Extracted information
<<<<

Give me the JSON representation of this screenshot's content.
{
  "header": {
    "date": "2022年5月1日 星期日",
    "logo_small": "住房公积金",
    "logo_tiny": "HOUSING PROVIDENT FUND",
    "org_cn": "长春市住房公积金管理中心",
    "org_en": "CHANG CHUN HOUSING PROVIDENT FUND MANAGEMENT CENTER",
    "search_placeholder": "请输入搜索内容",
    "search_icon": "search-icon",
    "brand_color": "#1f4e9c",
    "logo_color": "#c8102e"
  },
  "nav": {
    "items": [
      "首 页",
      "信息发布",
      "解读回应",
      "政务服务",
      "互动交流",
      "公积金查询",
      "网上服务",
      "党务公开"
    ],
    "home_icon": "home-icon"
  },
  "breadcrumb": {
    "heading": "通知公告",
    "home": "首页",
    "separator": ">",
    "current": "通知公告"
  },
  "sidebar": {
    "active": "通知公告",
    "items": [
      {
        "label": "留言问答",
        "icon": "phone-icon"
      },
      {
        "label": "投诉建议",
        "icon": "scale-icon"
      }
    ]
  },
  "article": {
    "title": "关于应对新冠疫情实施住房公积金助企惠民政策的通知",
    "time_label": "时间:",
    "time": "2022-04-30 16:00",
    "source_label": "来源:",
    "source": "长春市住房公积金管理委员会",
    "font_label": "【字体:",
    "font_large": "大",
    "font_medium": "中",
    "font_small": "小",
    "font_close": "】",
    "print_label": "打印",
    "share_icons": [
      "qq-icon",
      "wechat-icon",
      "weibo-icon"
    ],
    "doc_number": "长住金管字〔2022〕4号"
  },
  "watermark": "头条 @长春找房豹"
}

>>>>

Stated task
Retype the records above exactly.

Written reply
Give me the JSON representation of this screenshot's content.
{
  "header": {
    "date": "2022年5月1日 星期日",
    "logo_small": "住房公积金",
    "logo_tiny": "HOUSING PROVIDENT FUND",
    "org_cn": "长春市住房公积金管理中心",
    "org_en": "CHANG CHUN HOUSING PROVIDENT FUND MANAGEMENT CENTER",
    "search_placeholder": "请输入搜索内容",
    "search_icon": "search-icon",
    "brand_color": "#1f4e9c",
    "logo_color": "#c8102e"
  },
  "nav": {
    "items": [
      "首 页",
      "信息发布",
      "解读回应",
      "政务服务",
      "互动交流",
      "公积金查询",
      "网上服务",
      "党务公开"
    ],
    "home_icon": "home-icon"
  },
  "breadcrumb": {
    "heading": "通知公告",
    "home": "首页",
    "separator": ">",
    "current": "通知公告"
  },
  "sidebar": {
    "active": "通知公告",
    "items": [
      {
        "label": "留言问答",
        "icon": "phone-icon"
      },
      {
        "label": "投诉建议",
        "icon": "scale-icon"
      }
    ]
  },
  "article": {
    "title": "关于应对新冠疫情实施住房公积金助企惠民政策的通知",
    "time_label": "时间:",
    "time": "2022-04-30 16:00",
    "source_label": "来源:",
    "source": "长春市住房公积金管理委员会",
    "font_label": "【字体:",
    "font_large": "大",
    "font_medium": "中",
    "font_small": "小",
    "font_close": "】",
    "print_label": "打印",
    "share_icons": [
      "qq-icon",
      "wechat-icon",
      "weibo-icon"
    ],
    "doc_number": "长住金管字〔2022〕4号"
  },
  "watermark": "头条 @长春找房豹"
}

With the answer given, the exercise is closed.